TASK INSTRUCTIONS: Copy out the listing below verbatim, leaving out the pictures.

[Coordinate annotation records]
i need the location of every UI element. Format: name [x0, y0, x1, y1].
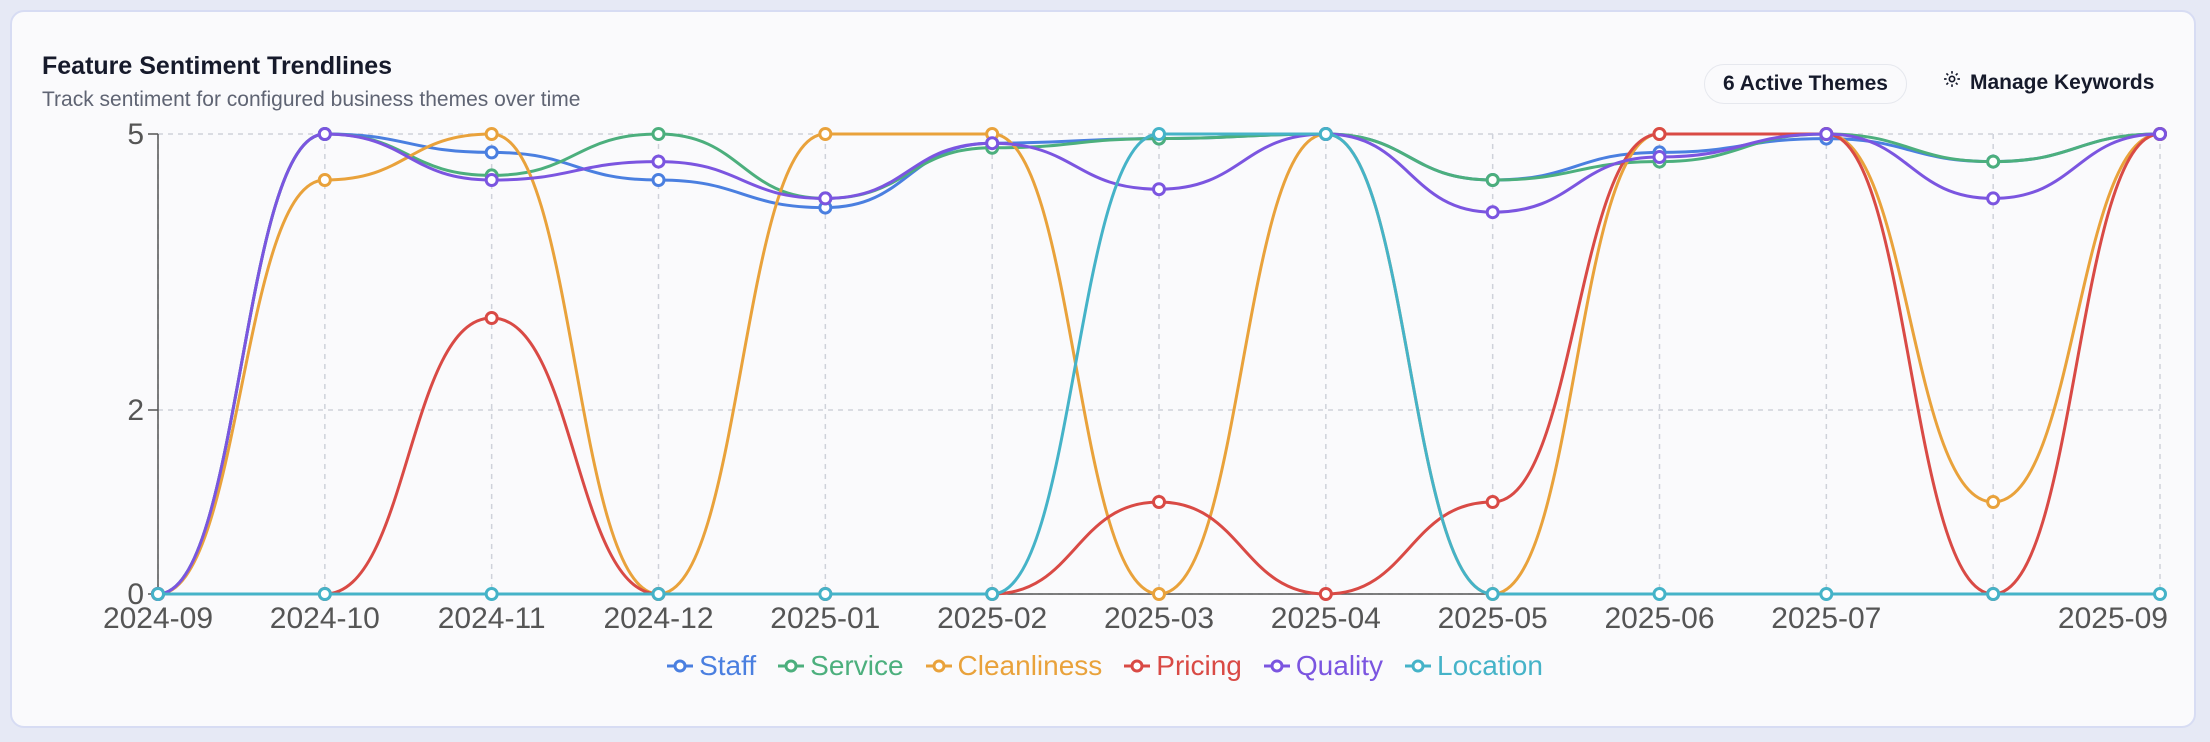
data-point-cleanliness	[1986, 495, 2001, 509]
x-tick-label: 2024-10	[270, 602, 380, 635]
data-point-service	[651, 127, 666, 141]
data-point-location	[651, 587, 666, 601]
series-line-staff	[157, 132, 2161, 596]
x-tick-label: 2025-04	[1271, 602, 1381, 635]
data-point-pricing	[1485, 495, 1500, 509]
legend-item-staff[interactable]: Staff	[667, 650, 756, 682]
legend-label: Service	[810, 650, 904, 681]
x-tick-label: 2025-09	[2058, 602, 2168, 635]
data-point-quality	[651, 154, 666, 169]
chart-title: Feature Sentiment Trendlines	[42, 52, 393, 80]
legend-swatch	[1263, 659, 1290, 673]
x-tick-label: 2024-11	[438, 602, 546, 635]
data-point-location	[317, 587, 332, 601]
data-point-location	[1819, 587, 1834, 601]
data-point-quality	[985, 136, 1000, 151]
series-line-cleanliness	[157, 132, 2161, 596]
legend-item-cleanliness[interactable]: Cleanliness	[925, 650, 1103, 682]
y-tick-label: 5	[127, 118, 144, 151]
data-point-service	[1485, 173, 1500, 187]
data-point-quality	[818, 191, 833, 206]
data-point-location	[1986, 587, 2001, 601]
legend-swatch	[778, 659, 805, 673]
legend-swatch	[1124, 659, 1151, 673]
data-point-location	[484, 587, 499, 601]
x-tick-label: 2024-12	[603, 602, 713, 635]
data-point-quality	[1652, 150, 1667, 164]
data-point-pricing	[484, 311, 499, 325]
y-tick-label: 2	[127, 394, 144, 427]
gear-icon	[1942, 64, 1962, 102]
data-point-location	[818, 587, 833, 601]
data-point-quality	[1986, 191, 2001, 206]
chart-legend: Staff Service Cleanliness Pricing Quality Loc…	[0, 650, 2210, 682]
legend-label: Location	[1437, 650, 1543, 681]
data-point-location	[1152, 127, 1166, 141]
x-tick-label: 2025-03	[1104, 602, 1214, 635]
data-point-pricing	[1318, 587, 1333, 601]
y-tick-label: 0	[127, 578, 144, 611]
x-tick-label: 2025-07	[1771, 602, 1881, 635]
data-point-location	[151, 587, 165, 601]
active-themes-badge[interactable]: 6 Active Themes	[1704, 64, 1907, 104]
data-point-staff	[651, 173, 666, 187]
data-point-cleanliness	[484, 127, 499, 141]
data-point-quality	[484, 173, 499, 187]
legend-item-quality[interactable]: Quality	[1263, 650, 1384, 682]
series-line-pricing	[158, 132, 2161, 596]
x-tick-label: 2025-02	[937, 602, 1047, 635]
data-point-staff	[484, 145, 499, 160]
legend-label: Cleanliness	[957, 650, 1103, 681]
data-point-quality	[1485, 205, 1500, 220]
data-point-cleanliness	[317, 173, 332, 187]
x-tick-label: 2025-05	[1438, 602, 1548, 635]
legend-swatch	[667, 659, 694, 673]
legend-item-pricing[interactable]: Pricing	[1124, 650, 1242, 682]
data-point-location	[1485, 587, 1500, 601]
data-point-location	[985, 587, 1000, 601]
data-point-quality	[1819, 127, 1834, 141]
data-point-quality	[2153, 127, 2167, 141]
x-tick-label: 2025-01	[770, 602, 880, 635]
legend-label: Staff	[699, 650, 757, 681]
manage-keywords-button[interactable]: Manage Keywords	[1942, 64, 2154, 102]
x-tick-label: 2024-09	[103, 602, 213, 635]
chart-subtitle: Track sentiment for configured business …	[42, 88, 581, 111]
data-point-cleanliness	[1152, 587, 1166, 601]
data-point-pricing	[1652, 127, 1667, 141]
x-tick-label: 2025-06	[1604, 602, 1714, 635]
legend-item-service[interactable]: Service	[778, 650, 904, 682]
data-point-quality	[317, 127, 332, 141]
data-point-location	[1652, 587, 1667, 601]
legend-item-location[interactable]: Location	[1405, 650, 1543, 682]
data-point-location	[2153, 587, 2167, 601]
legend-label: Pricing	[1156, 650, 1242, 681]
data-point-service	[1986, 154, 2001, 169]
manage-keywords-label: Manage Keywords	[1970, 71, 2155, 94]
data-point-cleanliness	[818, 127, 833, 141]
legend-swatch	[1405, 659, 1432, 673]
data-point-quality	[1152, 182, 1166, 197]
legend-label: Quality	[1295, 650, 1384, 681]
legend-swatch	[925, 659, 952, 673]
data-point-pricing	[1152, 495, 1166, 509]
data-point-location	[1318, 127, 1333, 141]
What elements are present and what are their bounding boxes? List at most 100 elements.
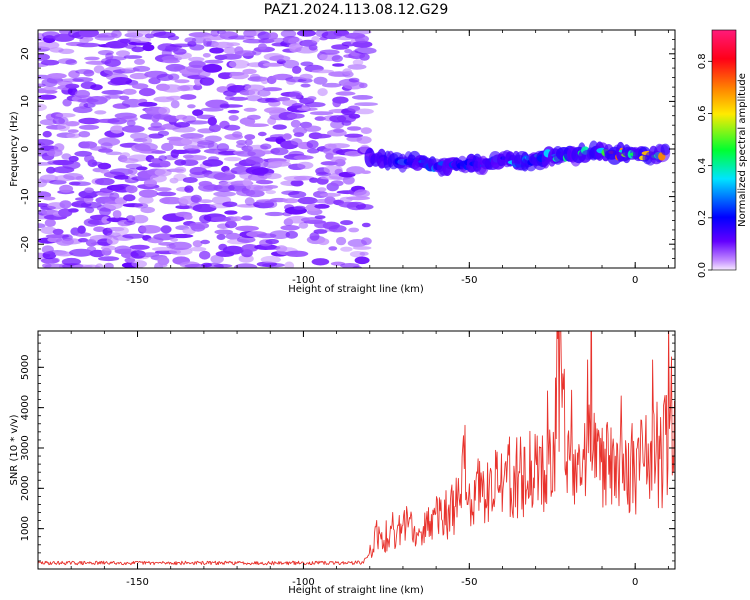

OUTPUT FOR THIS TASK:
i need the location of every UI element. Format: name [x0, y0, x1, y1].
data-point-cleanliness	[1986, 495, 2001, 509]
x-tick-label: 2024-10	[270, 602, 380, 635]
data-point-service	[651, 127, 666, 141]
data-point-location	[651, 587, 666, 601]
series-line-staff	[157, 132, 2161, 596]
x-tick-label: 2025-04	[1271, 602, 1381, 635]
data-point-pricing	[1485, 495, 1500, 509]
legend-item-staff[interactable]: Staff	[667, 650, 756, 682]
legend-label: Service	[810, 650, 904, 681]
x-tick-label: 2025-09	[2058, 602, 2168, 635]
data-point-quality	[651, 154, 666, 169]
chart-title: Feature Sentiment Trendlines	[42, 52, 393, 80]
legend-swatch	[1263, 659, 1290, 673]
x-tick-label: 2024-11	[438, 602, 546, 635]
data-point-location	[317, 587, 332, 601]
data-point-location	[1819, 587, 1834, 601]
data-point-quality	[985, 136, 1000, 151]
series-line-cleanliness	[157, 132, 2161, 596]
legend-item-cleanliness[interactable]: Cleanliness	[925, 650, 1103, 682]
y-tick-label: 5	[127, 118, 144, 151]
data-point-service	[1485, 173, 1500, 187]
data-point-quality	[818, 191, 833, 206]
data-point-location	[1986, 587, 2001, 601]
legend-swatch	[778, 659, 805, 673]
legend-swatch	[1124, 659, 1151, 673]
data-point-location	[484, 587, 499, 601]
x-tick-label: 2024-12	[603, 602, 713, 635]
data-point-quality	[1652, 150, 1667, 164]
data-point-pricing	[484, 311, 499, 325]
y-tick-label: 2	[127, 394, 144, 427]
gear-icon	[1942, 64, 1962, 102]
data-point-location	[818, 587, 833, 601]
data-point-quality	[1986, 191, 2001, 206]
chart-legend: Staff Service Cleanliness Pricing Quality Loc…	[0, 650, 2210, 682]
legend-label: Location	[1437, 650, 1543, 681]
data-point-location	[1152, 127, 1166, 141]
x-tick-label: 2025-03	[1104, 602, 1214, 635]
data-point-pricing	[1318, 587, 1333, 601]
y-tick-label: 0	[127, 578, 144, 611]
x-tick-label: 2025-07	[1771, 602, 1881, 635]
data-point-location	[151, 587, 165, 601]
active-themes-badge[interactable]: 6 Active Themes	[1704, 64, 1907, 104]
data-point-staff	[651, 173, 666, 187]
data-point-cleanliness	[484, 127, 499, 141]
data-point-quality	[484, 173, 499, 187]
legend-item-quality[interactable]: Quality	[1263, 650, 1384, 682]
series-line-pricing	[158, 132, 2161, 596]
x-tick-label: 2025-02	[937, 602, 1047, 635]
data-point-staff	[484, 145, 499, 160]
legend-label: Cleanliness	[957, 650, 1103, 681]
data-point-quality	[1485, 205, 1500, 220]
data-point-cleanliness	[317, 173, 332, 187]
x-tick-label: 2025-05	[1438, 602, 1548, 635]
legend-swatch	[667, 659, 694, 673]
legend-item-pricing[interactable]: Pricing	[1124, 650, 1242, 682]
data-point-location	[1485, 587, 1500, 601]
data-point-location	[985, 587, 1000, 601]
data-point-quality	[1819, 127, 1834, 141]
data-point-quality	[2153, 127, 2167, 141]
x-tick-label: 2025-01	[770, 602, 880, 635]
legend-label: Staff	[699, 650, 757, 681]
manage-keywords-button[interactable]: Manage Keywords	[1942, 64, 2154, 102]
x-tick-label: 2024-09	[103, 602, 213, 635]
chart-subtitle: Track sentiment for configured business …	[42, 88, 581, 111]
data-point-cleanliness	[1152, 587, 1166, 601]
data-point-pricing	[1652, 127, 1667, 141]
x-tick-label: 2025-06	[1604, 602, 1714, 635]
legend-item-service[interactable]: Service	[778, 650, 904, 682]
data-point-quality	[317, 127, 332, 141]
data-point-location	[1652, 587, 1667, 601]
legend-item-location[interactable]: Location	[1405, 650, 1543, 682]
data-point-location	[2153, 587, 2167, 601]
legend-label: Pricing	[1156, 650, 1242, 681]
data-point-service	[1986, 154, 2001, 169]
manage-keywords-label: Manage Keywords	[1970, 71, 2155, 94]
data-point-cleanliness	[818, 127, 833, 141]
legend-swatch	[1405, 659, 1432, 673]
data-point-quality	[1152, 182, 1166, 197]
legend-label: Quality	[1295, 650, 1384, 681]
legend-swatch	[925, 659, 952, 673]
data-point-pricing	[1152, 495, 1166, 509]
data-point-location	[1318, 127, 1333, 141]
What elements are present and what are their bounding boxes? List at most 100 elements.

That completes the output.